▶ _Data to process_:
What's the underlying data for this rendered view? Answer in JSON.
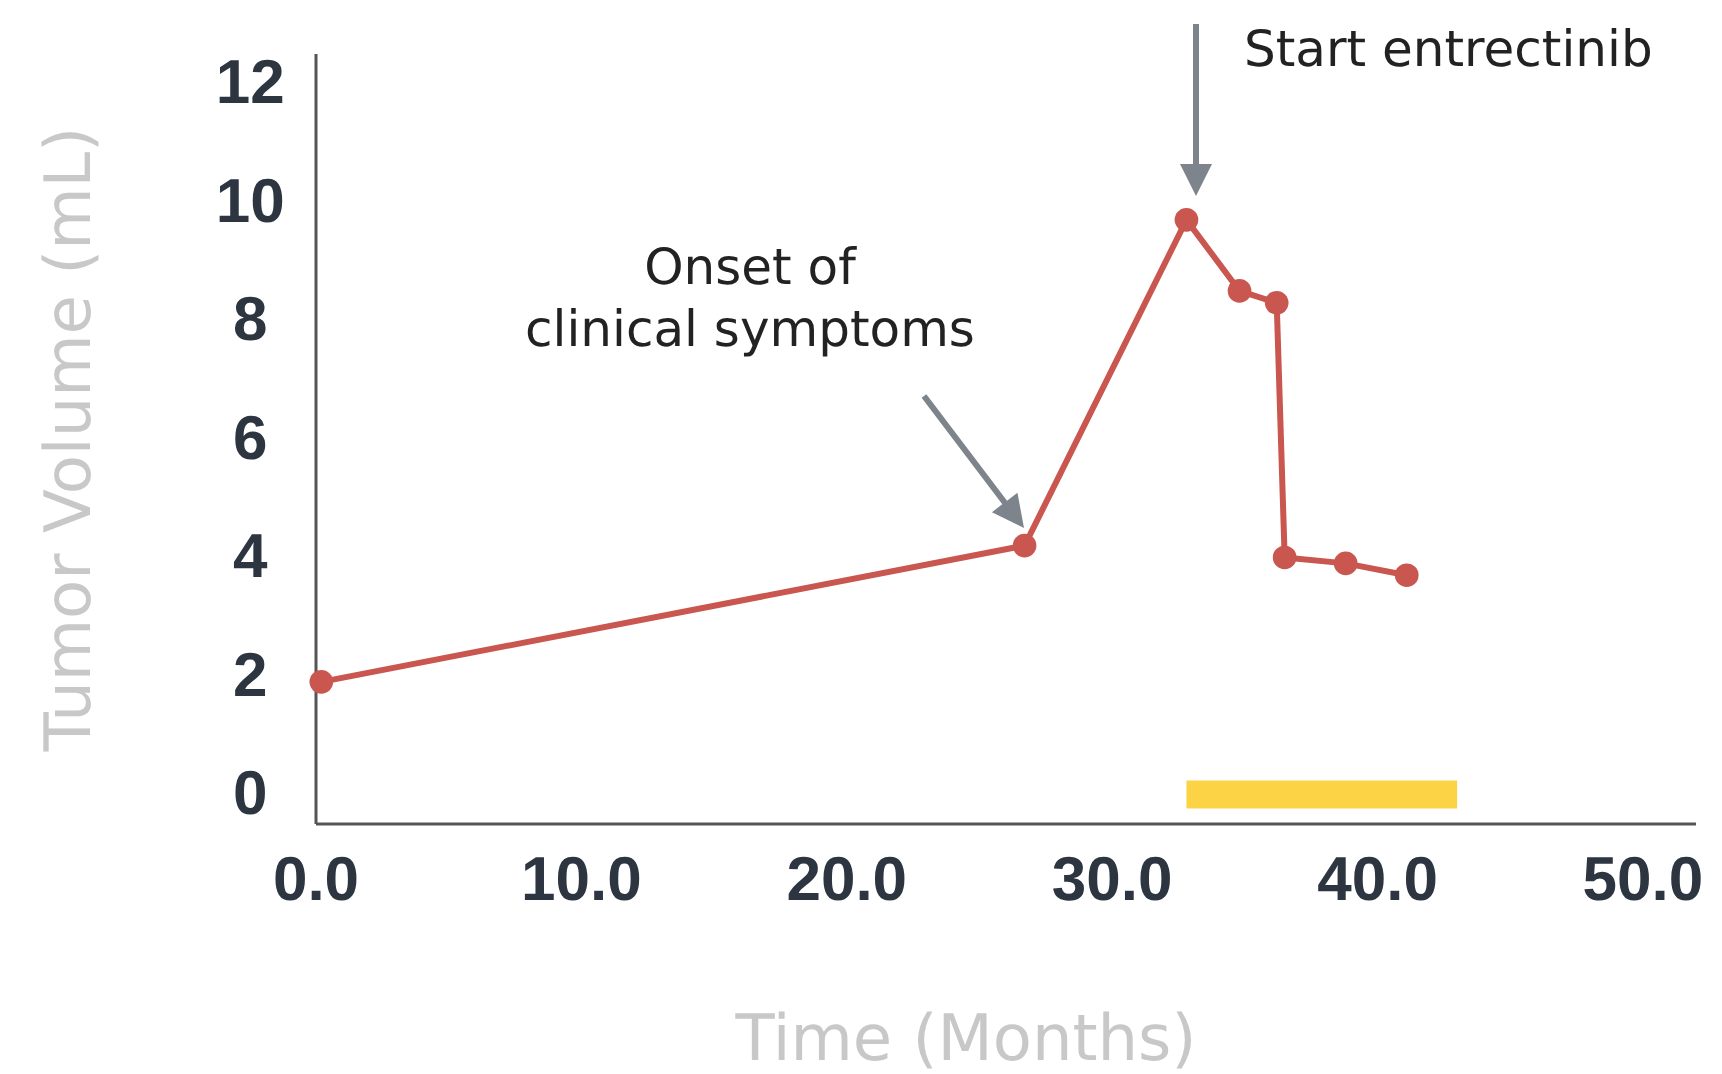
{
  "chart_data": {
    "type": "line",
    "xlabel": "Time (Months)",
    "ylabel": "Tumor Volume (mL)",
    "x": [
      0.2,
      26.7,
      32.8,
      34.8,
      36.2,
      36.5,
      38.8,
      41.1
    ],
    "series": [
      {
        "color": "#c9564f",
        "values": [
          1.9,
          4.2,
          9.7,
          8.5,
          8.3,
          4.0,
          3.9,
          3.7
        ]
      },
      {
        "color": "#fdd346",
        "x": [
          32.8,
          43.0
        ],
        "values": [
          0,
          0
        ],
        "marker": "none"
      }
    ],
    "xlim": [
      0,
      52
    ],
    "xticks": [
      {
        "value": 0,
        "label": "0.0"
      },
      {
        "value": 10,
        "label": "10.0"
      },
      {
        "value": 20,
        "label": "20.0"
      },
      {
        "value": 30,
        "label": "30.0"
      },
      {
        "value": 40,
        "label": "40.0"
      },
      {
        "value": 50,
        "label": "50.0"
      }
    ],
    "ylim": [
      -0.5,
      12.5
    ],
    "yticks": [
      0,
      2,
      4,
      6,
      8,
      10,
      12
    ],
    "marker": "circle",
    "grid": false,
    "annotations": [
      "Start entrectinib",
      "Onset of\nclinical symptoms"
    ]
  }
}
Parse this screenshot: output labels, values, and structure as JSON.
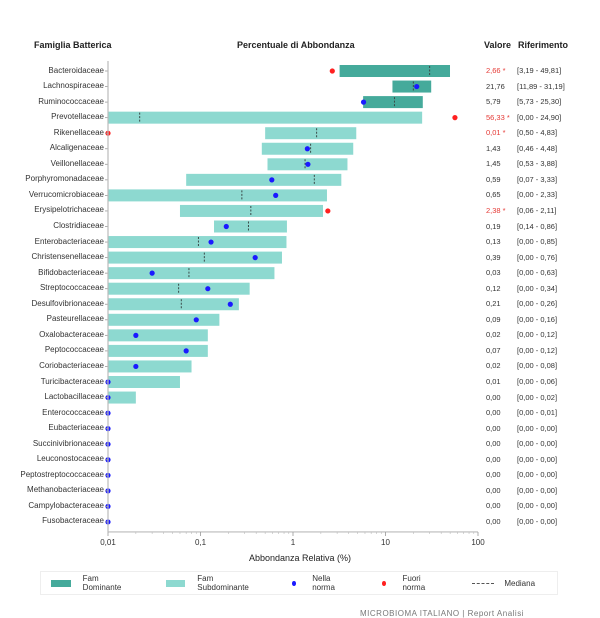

▶ _About this exercise_: Print all the material above exactly, and drop the images.

▶ _Response_:
What's the underlying data for this rendered view? Answer in JSON.
{
  "chart_data": {
    "type": "line",
    "xlabel": "Time (Months)",
    "ylabel": "Tumor Volume (mL)",
    "x": [
      0.2,
      26.7,
      32.8,
      34.8,
      36.2,
      36.5,
      38.8,
      41.1
    ],
    "series": [
      {
        "color": "#c9564f",
        "values": [
          1.9,
          4.2,
          9.7,
          8.5,
          8.3,
          4.0,
          3.9,
          3.7
        ]
      },
      {
        "color": "#fdd346",
        "x": [
          32.8,
          43.0
        ],
        "values": [
          0,
          0
        ],
        "marker": "none"
      }
    ],
    "xlim": [
      0,
      52
    ],
    "xticks": [
      {
        "value": 0,
        "label": "0.0"
      },
      {
        "value": 10,
        "label": "10.0"
      },
      {
        "value": 20,
        "label": "20.0"
      },
      {
        "value": 30,
        "label": "30.0"
      },
      {
        "value": 40,
        "label": "40.0"
      },
      {
        "value": 50,
        "label": "50.0"
      }
    ],
    "ylim": [
      -0.5,
      12.5
    ],
    "yticks": [
      0,
      2,
      4,
      6,
      8,
      10,
      12
    ],
    "marker": "circle",
    "grid": false,
    "annotations": [
      "Start entrectinib",
      "Onset of\nclinical symptoms"
    ]
  }
}
Parse this screenshot: output labels, values, and structure as JSON.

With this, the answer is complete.